Your goal: Could you write out the records below exactly as they appear?

(Extracted data entries)
◆ ◆ ◆ ◆

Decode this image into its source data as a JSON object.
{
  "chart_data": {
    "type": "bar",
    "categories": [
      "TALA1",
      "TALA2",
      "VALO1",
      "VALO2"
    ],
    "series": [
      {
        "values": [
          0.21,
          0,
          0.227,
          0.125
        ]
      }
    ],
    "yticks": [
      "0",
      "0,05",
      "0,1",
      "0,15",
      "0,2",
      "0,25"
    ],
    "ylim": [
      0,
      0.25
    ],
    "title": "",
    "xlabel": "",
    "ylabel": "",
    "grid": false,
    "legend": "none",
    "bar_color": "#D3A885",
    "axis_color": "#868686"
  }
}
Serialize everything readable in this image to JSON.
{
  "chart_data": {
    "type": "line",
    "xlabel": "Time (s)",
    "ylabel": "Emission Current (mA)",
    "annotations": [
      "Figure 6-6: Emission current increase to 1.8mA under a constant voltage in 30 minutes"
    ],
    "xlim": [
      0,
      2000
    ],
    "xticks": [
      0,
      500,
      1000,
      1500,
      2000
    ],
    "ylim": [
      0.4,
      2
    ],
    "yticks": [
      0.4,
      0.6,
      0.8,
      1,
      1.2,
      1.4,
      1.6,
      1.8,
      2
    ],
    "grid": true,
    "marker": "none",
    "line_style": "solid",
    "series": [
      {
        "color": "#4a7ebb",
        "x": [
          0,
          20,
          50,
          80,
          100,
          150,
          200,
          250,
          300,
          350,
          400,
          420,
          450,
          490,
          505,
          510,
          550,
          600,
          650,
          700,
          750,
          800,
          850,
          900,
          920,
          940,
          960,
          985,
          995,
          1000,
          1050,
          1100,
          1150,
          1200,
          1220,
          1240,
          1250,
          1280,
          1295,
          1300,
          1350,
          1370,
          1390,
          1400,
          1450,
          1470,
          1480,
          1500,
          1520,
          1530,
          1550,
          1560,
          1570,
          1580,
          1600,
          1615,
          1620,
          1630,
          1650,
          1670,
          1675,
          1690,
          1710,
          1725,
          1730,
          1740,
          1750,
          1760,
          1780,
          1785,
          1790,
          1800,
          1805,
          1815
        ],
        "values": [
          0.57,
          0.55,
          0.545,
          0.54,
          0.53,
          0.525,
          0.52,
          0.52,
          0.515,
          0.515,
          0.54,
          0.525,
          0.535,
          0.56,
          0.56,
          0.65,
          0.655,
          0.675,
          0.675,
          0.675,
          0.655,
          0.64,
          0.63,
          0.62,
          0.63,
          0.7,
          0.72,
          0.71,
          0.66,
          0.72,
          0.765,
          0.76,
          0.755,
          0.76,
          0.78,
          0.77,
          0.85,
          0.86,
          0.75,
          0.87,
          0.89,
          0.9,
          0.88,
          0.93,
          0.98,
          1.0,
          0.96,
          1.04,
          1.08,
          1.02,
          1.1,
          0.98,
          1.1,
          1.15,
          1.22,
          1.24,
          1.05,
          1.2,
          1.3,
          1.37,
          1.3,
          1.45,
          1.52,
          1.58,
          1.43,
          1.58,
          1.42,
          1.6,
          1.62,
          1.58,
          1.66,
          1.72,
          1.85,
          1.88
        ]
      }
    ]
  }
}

◆ ◆ ◆ ◆

Full answer:
Decode this image into its source data as a JSON object.
{
  "chart_data": {
    "type": "bar",
    "categories": [
      "TALA1",
      "TALA2",
      "VALO1",
      "VALO2"
    ],
    "series": [
      {
        "values": [
          0.21,
          0,
          0.227,
          0.125
        ]
      }
    ],
    "yticks": [
      "0",
      "0,05",
      "0,1",
      "0,15",
      "0,2",
      "0,25"
    ],
    "ylim": [
      0,
      0.25
    ],
    "title": "",
    "xlabel": "",
    "ylabel": "",
    "grid": false,
    "legend": "none",
    "bar_color": "#D3A885",
    "axis_color": "#868686"
  }
}
Serialize everything readable in this image to JSON.
{
  "chart_data": {
    "type": "line",
    "xlabel": "Time (s)",
    "ylabel": "Emission Current (mA)",
    "annotations": [
      "Figure 6-6: Emission current increase to 1.8mA under a constant voltage in 30 minutes"
    ],
    "xlim": [
      0,
      2000
    ],
    "xticks": [
      0,
      500,
      1000,
      1500,
      2000
    ],
    "ylim": [
      0.4,
      2
    ],
    "yticks": [
      0.4,
      0.6,
      0.8,
      1,
      1.2,
      1.4,
      1.6,
      1.8,
      2
    ],
    "grid": true,
    "marker": "none",
    "line_style": "solid",
    "series": [
      {
        "color": "#4a7ebb",
        "x": [
          0,
          20,
          50,
          80,
          100,
          150,
          200,
          250,
          300,
          350,
          400,
          420,
          450,
          490,
          505,
          510,
          550,
          600,
          650,
          700,
          750,
          800,
          850,
          900,
          920,
          940,
          960,
          985,
          995,
          1000,
          1050,
          1100,
          1150,
          1200,
          1220,
          1240,
          1250,
          1280,
          1295,
          1300,
          1350,
          1370,
          1390,
          1400,
          1450,
          1470,
          1480,
          1500,
          1520,
          1530,
          1550,
          1560,
          1570,
          1580,
          1600,
          1615,
          1620,
          1630,
          1650,
          1670,
          1675,
          1690,
          1710,
          1725,
          1730,
          1740,
          1750,
          1760,
          1780,
          1785,
          1790,
          1800,
          1805,
          1815
        ],
        "values": [
          0.57,
          0.55,
          0.545,
          0.54,
          0.53,
          0.525,
          0.52,
          0.52,
          0.515,
          0.515,
          0.54,
          0.525,
          0.535,
          0.56,
          0.56,
          0.65,
          0.655,
          0.675,
          0.675,
          0.675,
          0.655,
          0.64,
          0.63,
          0.62,
          0.63,
          0.7,
          0.72,
          0.71,
          0.66,
          0.72,
          0.765,
          0.76,
          0.755,
          0.76,
          0.78,
          0.77,
          0.85,
          0.86,
          0.75,
          0.87,
          0.89,
          0.9,
          0.88,
          0.93,
          0.98,
          1.0,
          0.96,
          1.04,
          1.08,
          1.02,
          1.1,
          0.98,
          1.1,
          1.15,
          1.22,
          1.24,
          1.05,
          1.2,
          1.3,
          1.37,
          1.3,
          1.45,
          1.52,
          1.58,
          1.43,
          1.58,
          1.42,
          1.6,
          1.62,
          1.58,
          1.66,
          1.72,
          1.85,
          1.88
        ]
      }
    ]
  }
}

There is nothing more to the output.